Input rows
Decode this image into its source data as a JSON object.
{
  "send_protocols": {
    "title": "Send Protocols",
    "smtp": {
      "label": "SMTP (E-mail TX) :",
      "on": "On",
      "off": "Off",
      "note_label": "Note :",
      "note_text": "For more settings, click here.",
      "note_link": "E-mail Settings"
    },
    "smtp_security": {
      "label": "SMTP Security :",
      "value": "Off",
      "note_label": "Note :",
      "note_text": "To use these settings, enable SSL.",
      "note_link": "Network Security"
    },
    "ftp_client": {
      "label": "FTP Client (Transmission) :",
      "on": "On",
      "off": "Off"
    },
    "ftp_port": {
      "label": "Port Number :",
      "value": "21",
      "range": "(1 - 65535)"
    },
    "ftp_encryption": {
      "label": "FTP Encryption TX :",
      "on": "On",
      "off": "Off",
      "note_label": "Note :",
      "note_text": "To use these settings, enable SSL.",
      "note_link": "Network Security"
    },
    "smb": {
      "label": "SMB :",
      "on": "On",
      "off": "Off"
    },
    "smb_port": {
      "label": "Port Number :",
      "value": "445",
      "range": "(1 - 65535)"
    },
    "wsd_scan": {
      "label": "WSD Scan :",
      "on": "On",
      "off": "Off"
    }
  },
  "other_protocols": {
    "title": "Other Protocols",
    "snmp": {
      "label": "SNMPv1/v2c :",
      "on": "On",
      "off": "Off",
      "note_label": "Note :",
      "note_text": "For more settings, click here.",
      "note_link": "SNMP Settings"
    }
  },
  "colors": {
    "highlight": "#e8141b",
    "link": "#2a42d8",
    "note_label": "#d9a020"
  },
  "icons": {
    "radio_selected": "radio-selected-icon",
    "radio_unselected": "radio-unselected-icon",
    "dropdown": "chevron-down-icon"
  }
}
==
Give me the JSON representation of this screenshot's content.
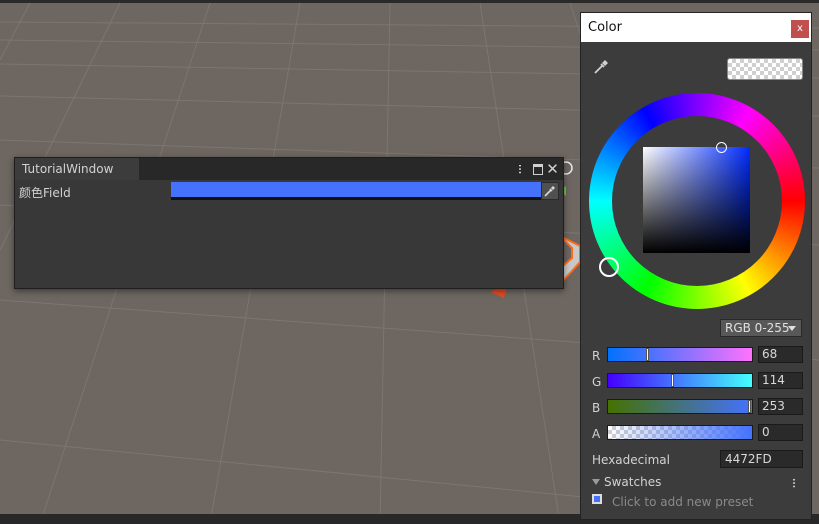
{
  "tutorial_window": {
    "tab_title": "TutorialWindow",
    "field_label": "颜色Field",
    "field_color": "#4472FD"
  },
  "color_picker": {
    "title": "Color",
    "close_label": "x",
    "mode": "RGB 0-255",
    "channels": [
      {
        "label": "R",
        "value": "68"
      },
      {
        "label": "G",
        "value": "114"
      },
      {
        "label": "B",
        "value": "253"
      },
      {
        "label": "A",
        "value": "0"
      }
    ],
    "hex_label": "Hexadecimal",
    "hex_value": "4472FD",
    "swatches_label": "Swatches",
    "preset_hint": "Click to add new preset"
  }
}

What is expected
List every line above that holds the word "JSON".

Exercise answer
Decode this image into its source data as a JSON object.
Give me the JSON representation of this screenshot's content.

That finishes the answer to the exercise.